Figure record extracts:
........
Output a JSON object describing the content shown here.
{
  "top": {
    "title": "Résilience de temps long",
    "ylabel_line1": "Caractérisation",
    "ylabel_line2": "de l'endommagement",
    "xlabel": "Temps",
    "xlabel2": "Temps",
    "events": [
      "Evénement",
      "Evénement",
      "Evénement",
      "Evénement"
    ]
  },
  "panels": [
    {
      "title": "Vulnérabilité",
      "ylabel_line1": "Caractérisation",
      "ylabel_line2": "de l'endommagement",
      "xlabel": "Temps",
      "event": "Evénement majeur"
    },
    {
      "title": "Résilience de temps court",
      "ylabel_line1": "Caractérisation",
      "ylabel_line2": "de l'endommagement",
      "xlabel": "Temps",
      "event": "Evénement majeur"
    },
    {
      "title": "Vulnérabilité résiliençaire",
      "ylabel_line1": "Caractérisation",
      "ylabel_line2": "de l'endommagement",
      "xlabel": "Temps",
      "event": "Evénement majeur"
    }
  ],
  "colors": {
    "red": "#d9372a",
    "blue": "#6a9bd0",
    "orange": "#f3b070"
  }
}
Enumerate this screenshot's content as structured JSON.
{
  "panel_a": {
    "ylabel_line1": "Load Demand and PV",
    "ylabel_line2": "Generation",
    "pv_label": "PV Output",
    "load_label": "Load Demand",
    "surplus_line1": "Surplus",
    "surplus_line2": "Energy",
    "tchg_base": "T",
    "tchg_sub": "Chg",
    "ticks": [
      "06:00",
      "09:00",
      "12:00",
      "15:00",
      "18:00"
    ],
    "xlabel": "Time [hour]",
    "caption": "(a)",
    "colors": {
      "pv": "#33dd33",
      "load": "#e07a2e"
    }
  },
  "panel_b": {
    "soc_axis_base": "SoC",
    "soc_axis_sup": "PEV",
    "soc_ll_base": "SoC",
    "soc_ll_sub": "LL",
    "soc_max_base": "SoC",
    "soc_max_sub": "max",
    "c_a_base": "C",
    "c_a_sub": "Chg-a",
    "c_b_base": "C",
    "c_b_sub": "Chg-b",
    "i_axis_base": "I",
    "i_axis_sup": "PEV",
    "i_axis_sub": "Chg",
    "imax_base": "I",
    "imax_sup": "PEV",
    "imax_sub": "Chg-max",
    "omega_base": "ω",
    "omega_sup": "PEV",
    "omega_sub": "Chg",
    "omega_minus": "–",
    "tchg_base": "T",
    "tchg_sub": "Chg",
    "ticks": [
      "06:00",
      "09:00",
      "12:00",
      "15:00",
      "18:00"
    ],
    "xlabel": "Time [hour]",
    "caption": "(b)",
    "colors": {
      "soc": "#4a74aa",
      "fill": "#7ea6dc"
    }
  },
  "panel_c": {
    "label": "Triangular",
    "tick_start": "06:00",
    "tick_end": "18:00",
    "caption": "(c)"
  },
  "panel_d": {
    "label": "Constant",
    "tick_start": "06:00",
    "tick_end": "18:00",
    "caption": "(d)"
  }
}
........
- GIVEN REQUEST -
Extract every record and return it verbatim.

- RESULT FOR THIS EXERCISE -
Output a JSON object describing the content shown here.
{
  "top": {
    "title": "Résilience de temps long",
    "ylabel_line1": "Caractérisation",
    "ylabel_line2": "de l'endommagement",
    "xlabel": "Temps",
    "xlabel2": "Temps",
    "events": [
      "Evénement",
      "Evénement",
      "Evénement",
      "Evénement"
    ]
  },
  "panels": [
    {
      "title": "Vulnérabilité",
      "ylabel_line1": "Caractérisation",
      "ylabel_line2": "de l'endommagement",
      "xlabel": "Temps",
      "event": "Evénement majeur"
    },
    {
      "title": "Résilience de temps court",
      "ylabel_line1": "Caractérisation",
      "ylabel_line2": "de l'endommagement",
      "xlabel": "Temps",
      "event": "Evénement majeur"
    },
    {
      "title": "Vulnérabilité résiliençaire",
      "ylabel_line1": "Caractérisation",
      "ylabel_line2": "de l'endommagement",
      "xlabel": "Temps",
      "event": "Evénement majeur"
    }
  ],
  "colors": {
    "red": "#d9372a",
    "blue": "#6a9bd0",
    "orange": "#f3b070"
  }
}
Enumerate this screenshot's content as structured JSON.
{
  "panel_a": {
    "ylabel_line1": "Load Demand and PV",
    "ylabel_line2": "Generation",
    "pv_label": "PV Output",
    "load_label": "Load Demand",
    "surplus_line1": "Surplus",
    "surplus_line2": "Energy",
    "tchg_base": "T",
    "tchg_sub": "Chg",
    "ticks": [
      "06:00",
      "09:00",
      "12:00",
      "15:00",
      "18:00"
    ],
    "xlabel": "Time [hour]",
    "caption": "(a)",
    "colors": {
      "pv": "#33dd33",
      "load": "#e07a2e"
    }
  },
  "panel_b": {
    "soc_axis_base": "SoC",
    "soc_axis_sup": "PEV",
    "soc_ll_base": "SoC",
    "soc_ll_sub": "LL",
    "soc_max_base": "SoC",
    "soc_max_sub": "max",
    "c_a_base": "C",
    "c_a_sub": "Chg-a",
    "c_b_base": "C",
    "c_b_sub": "Chg-b",
    "i_axis_base": "I",
    "i_axis_sup": "PEV",
    "i_axis_sub": "Chg",
    "imax_base": "I",
    "imax_sup": "PEV",
    "imax_sub": "Chg-max",
    "omega_base": "ω",
    "omega_sup": "PEV",
    "omega_sub": "Chg",
    "omega_minus": "–",
    "tchg_base": "T",
    "tchg_sub": "Chg",
    "ticks": [
      "06:00",
      "09:00",
      "12:00",
      "15:00",
      "18:00"
    ],
    "xlabel": "Time [hour]",
    "caption": "(b)",
    "colors": {
      "soc": "#4a74aa",
      "fill": "#7ea6dc"
    }
  },
  "panel_c": {
    "label": "Triangular",
    "tick_start": "06:00",
    "tick_end": "18:00",
    "caption": "(c)"
  },
  "panel_d": {
    "label": "Constant",
    "tick_start": "06:00",
    "tick_end": "18:00",
    "caption": "(d)"
  }
}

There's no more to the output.